#### Information given:
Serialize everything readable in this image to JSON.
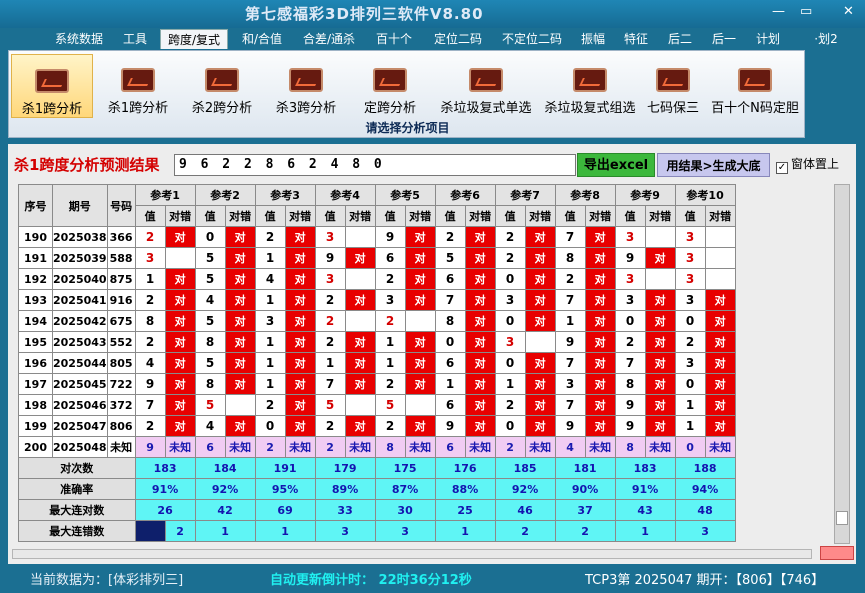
{
  "window": {
    "title": "第七感福彩3D排列三软件V8.80",
    "ctrl_min": "—",
    "ctrl_max": "▭",
    "ctrl_close": "✕"
  },
  "menu": [
    "系统数据",
    "工具",
    "跨度/复式",
    "和/合值",
    "合差/通杀",
    "百十个",
    "定位二码",
    "不定位二码",
    "振幅",
    "特征",
    "后二",
    "后一",
    "计划",
    "·划2"
  ],
  "active_menu": "跨度/复式",
  "ribbon": {
    "buttons": [
      "杀1跨分析",
      "杀1跨分析",
      "杀2跨分析",
      "杀3跨分析",
      "定跨分析",
      "杀垃圾复式单选",
      "杀垃圾复式组选",
      "七码保三",
      "百十个N码定胆"
    ],
    "caption": "请选择分析项目"
  },
  "result": {
    "label": "杀1跨度分析预测结果",
    "value": "9 6 2 2 8 6 2 4 8 0",
    "export_button": "导出excel",
    "generate_button": "用结果>生成大底",
    "pin_label": "窗体置上",
    "pin_checked": true
  },
  "table": {
    "header": {
      "seq": "序号",
      "period": "期号",
      "number": "号码",
      "val": "值",
      "flag": "对错"
    },
    "refs": [
      "参考1",
      "参考2",
      "参考3",
      "参考4",
      "参考5",
      "参考6",
      "参考7",
      "参考8",
      "参考9",
      "参考10"
    ],
    "rows": [
      {
        "seq": "190",
        "period": "2025038",
        "num": "366",
        "cells": [
          [
            2,
            "对"
          ],
          [
            0,
            "对"
          ],
          [
            2,
            "对"
          ],
          [
            3,
            ""
          ],
          [
            9,
            "对"
          ],
          [
            2,
            "对"
          ],
          [
            2,
            "对"
          ],
          [
            7,
            "对"
          ],
          [
            3,
            ""
          ],
          [
            3,
            ""
          ]
        ]
      },
      {
        "seq": "191",
        "period": "2025039",
        "num": "588",
        "cells": [
          [
            3,
            ""
          ],
          [
            5,
            "对"
          ],
          [
            1,
            "对"
          ],
          [
            9,
            "对"
          ],
          [
            6,
            "对"
          ],
          [
            5,
            "对"
          ],
          [
            2,
            "对"
          ],
          [
            8,
            "对"
          ],
          [
            9,
            "对"
          ],
          [
            3,
            ""
          ]
        ]
      },
      {
        "seq": "192",
        "period": "2025040",
        "num": "875",
        "cells": [
          [
            1,
            "对"
          ],
          [
            5,
            "对"
          ],
          [
            4,
            "对"
          ],
          [
            3,
            ""
          ],
          [
            2,
            "对"
          ],
          [
            6,
            "对"
          ],
          [
            0,
            "对"
          ],
          [
            2,
            "对"
          ],
          [
            3,
            ""
          ],
          [
            3,
            ""
          ]
        ]
      },
      {
        "seq": "193",
        "period": "2025041",
        "num": "916",
        "cells": [
          [
            2,
            "对"
          ],
          [
            4,
            "对"
          ],
          [
            1,
            "对"
          ],
          [
            2,
            "对"
          ],
          [
            3,
            "对"
          ],
          [
            7,
            "对"
          ],
          [
            3,
            "对"
          ],
          [
            7,
            "对"
          ],
          [
            3,
            "对"
          ],
          [
            3,
            "对"
          ]
        ]
      },
      {
        "seq": "194",
        "period": "2025042",
        "num": "675",
        "cells": [
          [
            8,
            "对"
          ],
          [
            5,
            "对"
          ],
          [
            3,
            "对"
          ],
          [
            2,
            ""
          ],
          [
            2,
            ""
          ],
          [
            8,
            "对"
          ],
          [
            0,
            "对"
          ],
          [
            1,
            "对"
          ],
          [
            0,
            "对"
          ],
          [
            0,
            "对"
          ]
        ]
      },
      {
        "seq": "195",
        "period": "2025043",
        "num": "552",
        "cells": [
          [
            2,
            "对"
          ],
          [
            8,
            "对"
          ],
          [
            1,
            "对"
          ],
          [
            2,
            "对"
          ],
          [
            1,
            "对"
          ],
          [
            0,
            "对"
          ],
          [
            3,
            ""
          ],
          [
            9,
            "对"
          ],
          [
            2,
            "对"
          ],
          [
            2,
            "对"
          ]
        ]
      },
      {
        "seq": "196",
        "period": "2025044",
        "num": "805",
        "cells": [
          [
            4,
            "对"
          ],
          [
            5,
            "对"
          ],
          [
            1,
            "对"
          ],
          [
            1,
            "对"
          ],
          [
            1,
            "对"
          ],
          [
            6,
            "对"
          ],
          [
            0,
            "对"
          ],
          [
            7,
            "对"
          ],
          [
            7,
            "对"
          ],
          [
            3,
            "对"
          ]
        ]
      },
      {
        "seq": "197",
        "period": "2025045",
        "num": "722",
        "cells": [
          [
            9,
            "对"
          ],
          [
            8,
            "对"
          ],
          [
            1,
            "对"
          ],
          [
            7,
            "对"
          ],
          [
            2,
            "对"
          ],
          [
            1,
            "对"
          ],
          [
            1,
            "对"
          ],
          [
            3,
            "对"
          ],
          [
            8,
            "对"
          ],
          [
            0,
            "对"
          ]
        ]
      },
      {
        "seq": "198",
        "period": "2025046",
        "num": "372",
        "cells": [
          [
            7,
            "对"
          ],
          [
            5,
            ""
          ],
          [
            2,
            "对"
          ],
          [
            5,
            ""
          ],
          [
            5,
            ""
          ],
          [
            6,
            "对"
          ],
          [
            2,
            "对"
          ],
          [
            7,
            "对"
          ],
          [
            9,
            "对"
          ],
          [
            1,
            "对"
          ]
        ]
      },
      {
        "seq": "199",
        "period": "2025047",
        "num": "806",
        "cells": [
          [
            2,
            "对"
          ],
          [
            4,
            "对"
          ],
          [
            0,
            "对"
          ],
          [
            2,
            "对"
          ],
          [
            2,
            "对"
          ],
          [
            9,
            "对"
          ],
          [
            0,
            "对"
          ],
          [
            9,
            "对"
          ],
          [
            9,
            "对"
          ],
          [
            1,
            "对"
          ]
        ]
      }
    ],
    "red_values": [
      [
        0,
        0
      ],
      [
        0,
        3
      ],
      [
        0,
        8
      ],
      [
        0,
        9
      ],
      [
        1,
        0
      ],
      [
        1,
        9
      ],
      [
        2,
        3
      ],
      [
        2,
        8
      ],
      [
        2,
        9
      ],
      [
        4,
        3
      ],
      [
        4,
        4
      ],
      [
        5,
        6
      ],
      [
        8,
        1
      ],
      [
        8,
        3
      ],
      [
        8,
        4
      ]
    ],
    "pending": {
      "seq": "200",
      "period": "2025048",
      "num": "未知",
      "vals": [
        9,
        6,
        2,
        2,
        8,
        6,
        2,
        4,
        8,
        0
      ],
      "flag": "未知"
    },
    "stats": [
      {
        "label": "对次数",
        "values": [
          "183",
          "184",
          "191",
          "179",
          "175",
          "176",
          "185",
          "181",
          "183",
          "188"
        ]
      },
      {
        "label": "准确率",
        "values": [
          "91%",
          "92%",
          "95%",
          "89%",
          "87%",
          "88%",
          "92%",
          "90%",
          "91%",
          "94%"
        ]
      },
      {
        "label": "最大连对数",
        "values": [
          "26",
          "42",
          "69",
          "33",
          "30",
          "25",
          "46",
          "37",
          "43",
          "48"
        ]
      },
      {
        "label": "最大连错数",
        "values": [
          "2",
          "1",
          "1",
          "3",
          "3",
          "1",
          "2",
          "2",
          "1",
          "3"
        ]
      }
    ]
  },
  "status": {
    "current": "当前数据为：[体彩排列三]",
    "countdown": "自动更新倒计时：  22时36分12秒",
    "issue": "TCP3第 2025047 期开：【806】【746】"
  }
}
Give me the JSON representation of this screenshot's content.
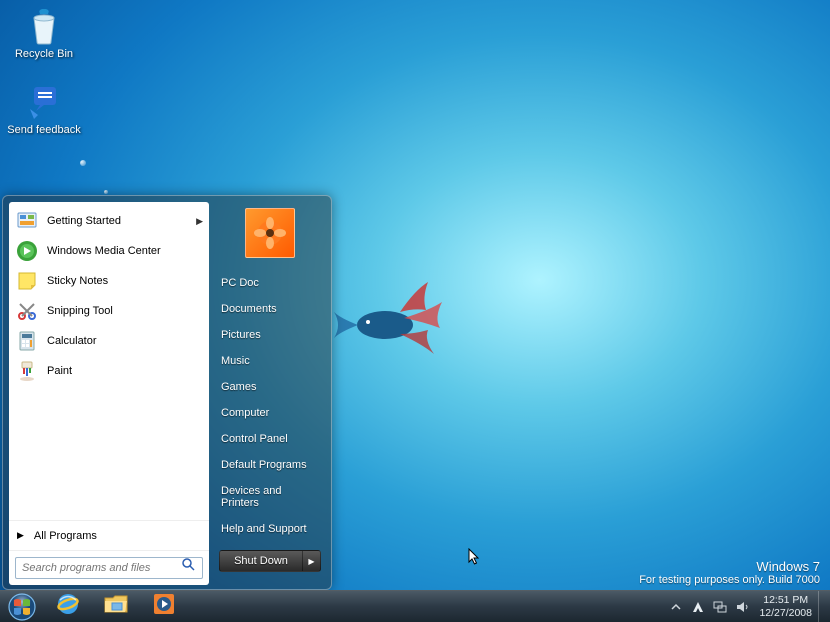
{
  "desktop_icons": [
    {
      "name": "recycle-bin",
      "label": "Recycle Bin"
    },
    {
      "name": "send-feedback",
      "label": "Send feedback"
    }
  ],
  "start_menu": {
    "programs": [
      {
        "name": "getting-started",
        "label": "Getting Started",
        "has_submenu": true
      },
      {
        "name": "windows-media-center",
        "label": "Windows Media Center",
        "has_submenu": false
      },
      {
        "name": "sticky-notes",
        "label": "Sticky Notes",
        "has_submenu": false
      },
      {
        "name": "snipping-tool",
        "label": "Snipping Tool",
        "has_submenu": false
      },
      {
        "name": "calculator",
        "label": "Calculator",
        "has_submenu": false
      },
      {
        "name": "paint",
        "label": "Paint",
        "has_submenu": false
      }
    ],
    "all_programs_label": "All Programs",
    "search_placeholder": "Search programs and files",
    "right_links": [
      "PC Doc",
      "Documents",
      "Pictures",
      "Music",
      "Games",
      "Computer",
      "Control Panel",
      "Default Programs",
      "Devices and Printers",
      "Help and Support"
    ],
    "shutdown_label": "Shut Down"
  },
  "watermark": {
    "line1": "Windows  7",
    "line2": "For testing purposes only. Build 7000"
  },
  "clock": {
    "time": "12:51 PM",
    "date": "12/27/2008"
  }
}
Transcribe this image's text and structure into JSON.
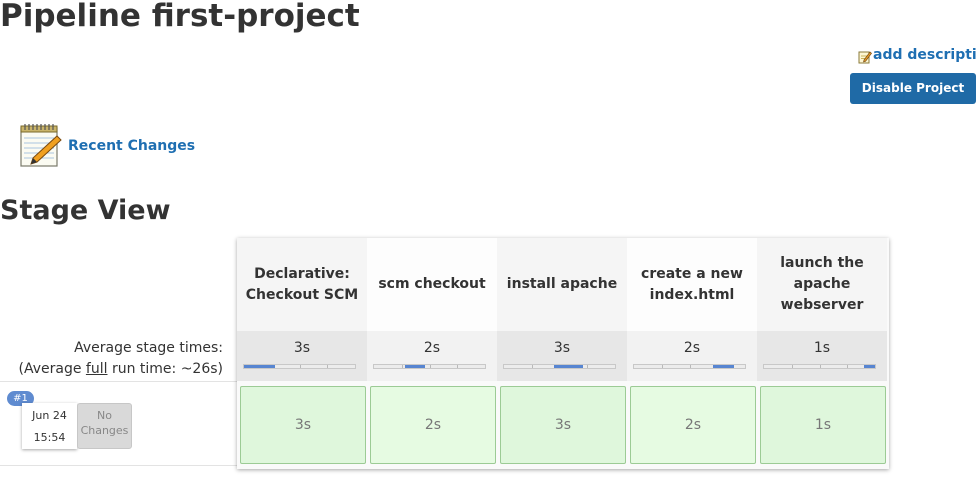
{
  "page": {
    "title": "Pipeline first-project",
    "add_description": "add description",
    "disable_button": "Disable Project",
    "recent_changes": "Recent Changes",
    "stage_view_title": "Stage View"
  },
  "stage_view": {
    "average_label": "Average stage times:",
    "full_runtime_prefix": "(Average ",
    "full_runtime_word": "full",
    "full_runtime_suffix": " run time: ~26s)",
    "stages": [
      {
        "name": "Declarative: Checkout SCM",
        "avg": "3s",
        "bar_start": 0.0,
        "bar_fraction": 0.28
      },
      {
        "name": "scm checkout",
        "avg": "2s",
        "bar_start": 0.28,
        "bar_fraction": 0.18
      },
      {
        "name": "install apache",
        "avg": "3s",
        "bar_start": 0.45,
        "bar_fraction": 0.26
      },
      {
        "name": "create a new index.html",
        "avg": "2s",
        "bar_start": 0.71,
        "bar_fraction": 0.19
      },
      {
        "name": "launch the apache webserver",
        "avg": "1s",
        "bar_start": 0.9,
        "bar_fraction": 0.1
      }
    ],
    "runs": [
      {
        "number": "#1",
        "date": "Jun 24",
        "time": "15:54",
        "changes": "No Changes",
        "cells": [
          "3s",
          "2s",
          "3s",
          "2s",
          "1s"
        ]
      }
    ]
  }
}
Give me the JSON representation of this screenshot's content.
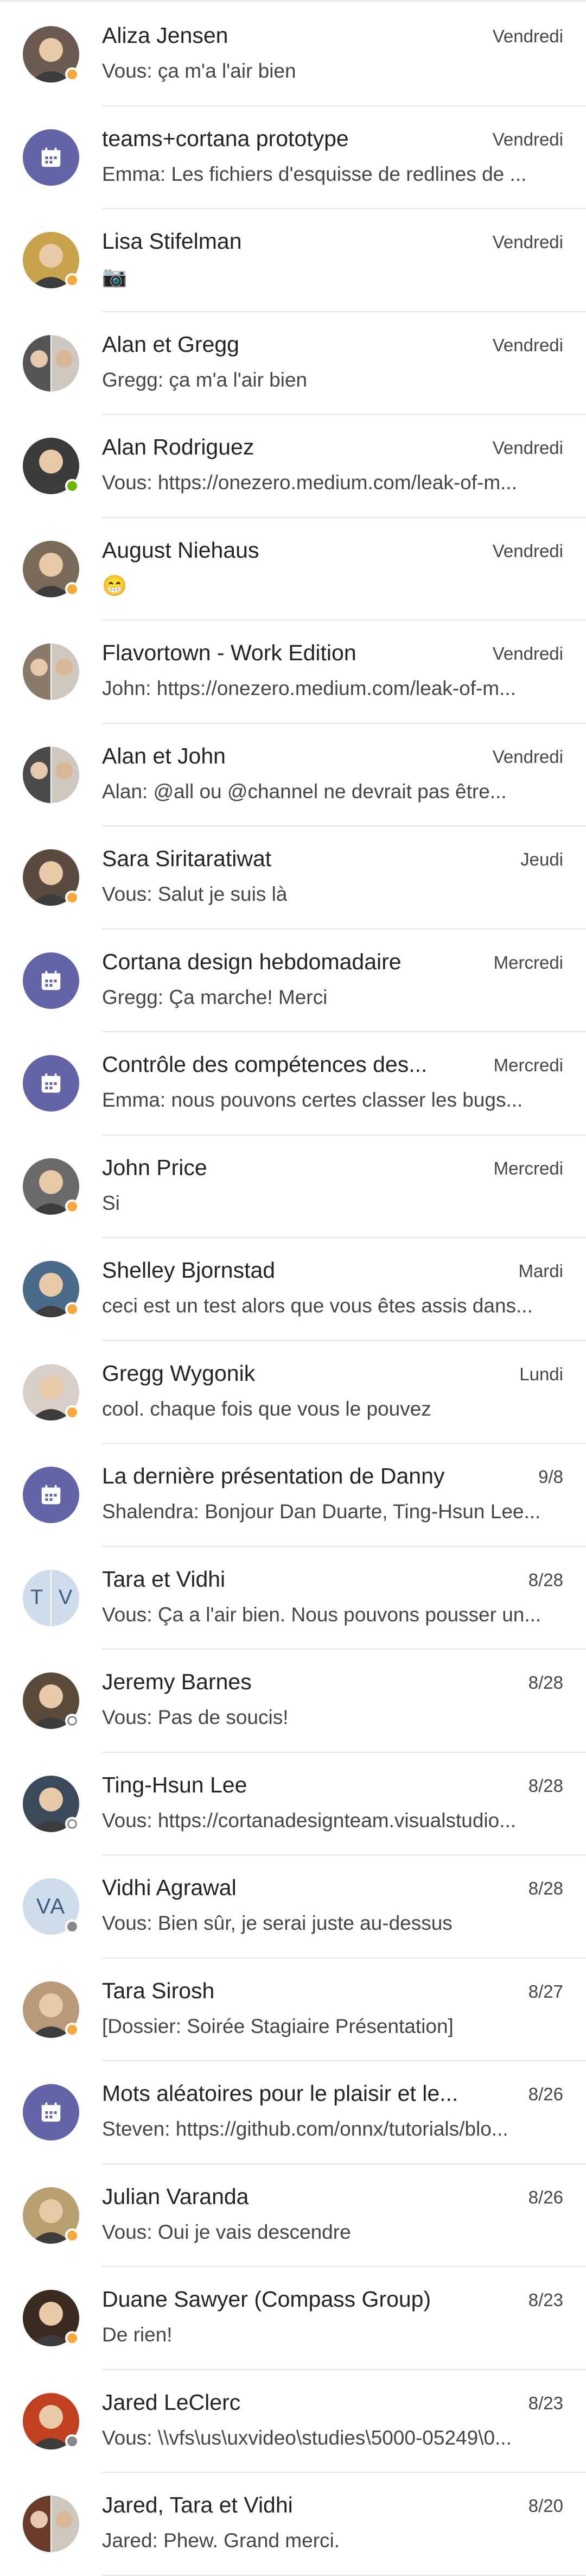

#### Exercise aim:
Look through the entries and return every line where "feedback" appears.

#### In response:
      "name": "send-feedback",
      "label": "Send feedback"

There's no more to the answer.